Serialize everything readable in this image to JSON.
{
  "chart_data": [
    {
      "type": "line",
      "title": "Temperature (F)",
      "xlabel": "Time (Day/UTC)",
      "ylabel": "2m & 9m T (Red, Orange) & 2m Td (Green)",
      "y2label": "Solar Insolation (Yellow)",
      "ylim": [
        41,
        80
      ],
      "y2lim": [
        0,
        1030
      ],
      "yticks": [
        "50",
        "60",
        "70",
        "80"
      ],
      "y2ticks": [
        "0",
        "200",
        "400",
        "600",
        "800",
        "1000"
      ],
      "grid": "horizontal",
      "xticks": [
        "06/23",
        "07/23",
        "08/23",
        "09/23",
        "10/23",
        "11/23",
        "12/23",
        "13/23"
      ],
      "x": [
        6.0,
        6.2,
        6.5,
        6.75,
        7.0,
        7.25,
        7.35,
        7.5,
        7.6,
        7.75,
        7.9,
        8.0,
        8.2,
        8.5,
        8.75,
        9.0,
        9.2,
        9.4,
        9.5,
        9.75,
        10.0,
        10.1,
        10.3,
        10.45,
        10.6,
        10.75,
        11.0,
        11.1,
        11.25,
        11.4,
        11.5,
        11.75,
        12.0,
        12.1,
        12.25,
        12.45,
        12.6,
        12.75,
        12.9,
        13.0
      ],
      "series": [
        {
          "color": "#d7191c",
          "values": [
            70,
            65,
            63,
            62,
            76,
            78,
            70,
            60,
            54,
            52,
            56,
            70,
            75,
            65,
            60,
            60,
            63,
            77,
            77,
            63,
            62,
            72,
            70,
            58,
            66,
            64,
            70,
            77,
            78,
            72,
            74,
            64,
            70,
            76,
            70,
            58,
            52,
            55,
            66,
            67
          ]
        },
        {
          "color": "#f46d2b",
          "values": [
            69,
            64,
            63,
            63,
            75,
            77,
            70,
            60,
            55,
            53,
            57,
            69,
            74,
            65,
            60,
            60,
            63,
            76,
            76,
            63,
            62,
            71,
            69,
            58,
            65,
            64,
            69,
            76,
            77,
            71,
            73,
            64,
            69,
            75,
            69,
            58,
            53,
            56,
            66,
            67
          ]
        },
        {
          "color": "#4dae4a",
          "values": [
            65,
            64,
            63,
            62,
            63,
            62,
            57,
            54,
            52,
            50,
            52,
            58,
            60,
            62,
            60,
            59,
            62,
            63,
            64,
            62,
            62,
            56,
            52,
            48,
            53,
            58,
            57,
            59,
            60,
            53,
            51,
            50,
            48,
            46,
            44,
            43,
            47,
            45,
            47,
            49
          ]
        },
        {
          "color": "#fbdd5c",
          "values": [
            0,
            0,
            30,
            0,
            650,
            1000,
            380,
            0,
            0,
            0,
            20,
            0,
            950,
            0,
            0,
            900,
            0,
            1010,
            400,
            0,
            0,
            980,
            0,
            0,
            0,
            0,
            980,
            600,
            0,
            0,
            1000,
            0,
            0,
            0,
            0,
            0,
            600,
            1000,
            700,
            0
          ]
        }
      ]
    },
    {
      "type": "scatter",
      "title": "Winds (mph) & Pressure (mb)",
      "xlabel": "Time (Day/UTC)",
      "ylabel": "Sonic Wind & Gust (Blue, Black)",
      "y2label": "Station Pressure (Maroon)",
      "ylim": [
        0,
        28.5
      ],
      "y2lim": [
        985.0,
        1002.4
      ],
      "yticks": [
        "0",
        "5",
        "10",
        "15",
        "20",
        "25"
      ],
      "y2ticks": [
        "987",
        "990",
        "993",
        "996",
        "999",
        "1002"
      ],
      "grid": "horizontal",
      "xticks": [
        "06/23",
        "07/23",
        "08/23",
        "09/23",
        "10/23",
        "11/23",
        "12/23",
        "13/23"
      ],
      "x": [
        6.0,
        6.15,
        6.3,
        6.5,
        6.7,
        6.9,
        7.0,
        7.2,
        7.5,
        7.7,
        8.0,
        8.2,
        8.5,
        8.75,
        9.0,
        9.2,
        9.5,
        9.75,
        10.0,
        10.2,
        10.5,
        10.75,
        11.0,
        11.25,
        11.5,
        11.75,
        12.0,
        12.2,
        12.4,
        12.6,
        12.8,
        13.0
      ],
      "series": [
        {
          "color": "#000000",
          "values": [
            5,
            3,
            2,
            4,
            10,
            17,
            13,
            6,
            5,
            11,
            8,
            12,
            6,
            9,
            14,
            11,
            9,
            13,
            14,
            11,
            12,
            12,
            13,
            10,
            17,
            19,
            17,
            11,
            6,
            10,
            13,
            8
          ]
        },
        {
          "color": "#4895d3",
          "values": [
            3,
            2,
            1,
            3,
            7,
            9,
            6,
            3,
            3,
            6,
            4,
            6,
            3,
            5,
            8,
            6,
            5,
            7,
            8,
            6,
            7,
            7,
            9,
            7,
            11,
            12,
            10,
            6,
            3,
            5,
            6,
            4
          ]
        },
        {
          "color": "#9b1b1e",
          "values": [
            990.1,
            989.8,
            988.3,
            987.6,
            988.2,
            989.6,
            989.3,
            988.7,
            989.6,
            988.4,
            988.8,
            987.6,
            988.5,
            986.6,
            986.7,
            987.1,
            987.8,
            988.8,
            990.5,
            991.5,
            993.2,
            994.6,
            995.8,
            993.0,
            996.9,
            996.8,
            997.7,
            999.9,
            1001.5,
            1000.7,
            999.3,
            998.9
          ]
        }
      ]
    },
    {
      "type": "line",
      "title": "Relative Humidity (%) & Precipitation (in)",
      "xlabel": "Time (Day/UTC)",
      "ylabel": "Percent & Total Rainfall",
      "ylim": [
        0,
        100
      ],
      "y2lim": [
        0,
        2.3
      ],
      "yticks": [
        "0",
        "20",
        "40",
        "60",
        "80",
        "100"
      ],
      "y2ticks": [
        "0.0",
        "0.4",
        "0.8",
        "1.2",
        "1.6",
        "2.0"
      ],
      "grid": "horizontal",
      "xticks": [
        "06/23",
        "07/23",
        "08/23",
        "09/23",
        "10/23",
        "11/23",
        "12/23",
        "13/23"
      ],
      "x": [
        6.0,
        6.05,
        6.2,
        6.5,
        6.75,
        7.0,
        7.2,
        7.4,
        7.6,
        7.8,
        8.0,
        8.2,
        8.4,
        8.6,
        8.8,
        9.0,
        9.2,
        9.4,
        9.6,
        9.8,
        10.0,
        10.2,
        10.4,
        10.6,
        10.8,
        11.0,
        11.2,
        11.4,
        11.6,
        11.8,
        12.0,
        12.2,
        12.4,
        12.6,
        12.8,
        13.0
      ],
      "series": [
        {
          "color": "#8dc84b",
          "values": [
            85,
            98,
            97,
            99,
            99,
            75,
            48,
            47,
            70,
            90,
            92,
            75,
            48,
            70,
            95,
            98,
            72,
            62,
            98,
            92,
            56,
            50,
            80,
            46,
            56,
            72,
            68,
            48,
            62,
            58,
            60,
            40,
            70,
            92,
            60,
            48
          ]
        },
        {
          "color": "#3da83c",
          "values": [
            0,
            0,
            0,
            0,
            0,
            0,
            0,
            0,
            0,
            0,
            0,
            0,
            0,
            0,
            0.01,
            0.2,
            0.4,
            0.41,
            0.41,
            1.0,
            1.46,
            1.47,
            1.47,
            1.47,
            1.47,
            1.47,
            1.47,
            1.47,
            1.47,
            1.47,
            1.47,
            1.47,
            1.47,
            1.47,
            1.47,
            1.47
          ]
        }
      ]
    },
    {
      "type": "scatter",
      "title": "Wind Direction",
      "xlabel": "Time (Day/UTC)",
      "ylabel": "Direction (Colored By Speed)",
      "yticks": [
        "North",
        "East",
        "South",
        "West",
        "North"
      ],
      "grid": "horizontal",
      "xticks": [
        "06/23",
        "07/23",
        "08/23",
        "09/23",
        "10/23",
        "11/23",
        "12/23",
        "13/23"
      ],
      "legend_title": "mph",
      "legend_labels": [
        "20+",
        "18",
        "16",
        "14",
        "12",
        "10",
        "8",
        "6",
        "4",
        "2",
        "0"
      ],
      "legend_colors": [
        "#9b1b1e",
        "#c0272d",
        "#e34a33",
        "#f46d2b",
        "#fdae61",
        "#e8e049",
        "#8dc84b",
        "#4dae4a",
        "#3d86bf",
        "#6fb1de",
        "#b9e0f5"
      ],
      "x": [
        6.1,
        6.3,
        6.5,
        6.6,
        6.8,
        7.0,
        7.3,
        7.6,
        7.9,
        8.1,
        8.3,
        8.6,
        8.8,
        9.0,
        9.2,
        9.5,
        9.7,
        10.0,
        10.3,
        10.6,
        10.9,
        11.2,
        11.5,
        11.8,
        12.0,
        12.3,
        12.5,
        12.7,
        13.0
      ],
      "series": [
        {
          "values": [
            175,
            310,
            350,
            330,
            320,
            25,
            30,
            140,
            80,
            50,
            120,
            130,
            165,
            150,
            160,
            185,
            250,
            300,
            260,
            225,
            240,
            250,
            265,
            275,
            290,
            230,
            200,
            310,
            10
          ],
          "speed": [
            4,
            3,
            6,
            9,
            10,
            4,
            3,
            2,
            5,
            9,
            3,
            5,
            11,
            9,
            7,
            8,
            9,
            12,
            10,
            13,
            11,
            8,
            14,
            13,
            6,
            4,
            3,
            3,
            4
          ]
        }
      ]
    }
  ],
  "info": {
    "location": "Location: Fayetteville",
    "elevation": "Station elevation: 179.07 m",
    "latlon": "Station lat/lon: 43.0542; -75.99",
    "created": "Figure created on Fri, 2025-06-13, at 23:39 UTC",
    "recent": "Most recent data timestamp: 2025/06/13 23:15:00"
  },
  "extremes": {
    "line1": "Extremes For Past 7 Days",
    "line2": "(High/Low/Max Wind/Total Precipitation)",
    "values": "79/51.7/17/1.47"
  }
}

------------------------------

Where a line of the material above holds the string "Pressure", copy that line.

▸ **Completed exercise**:
      "title": "Winds (mph) & Pressure (mb)",
      "y2label": "Station Pressure (Maroon)",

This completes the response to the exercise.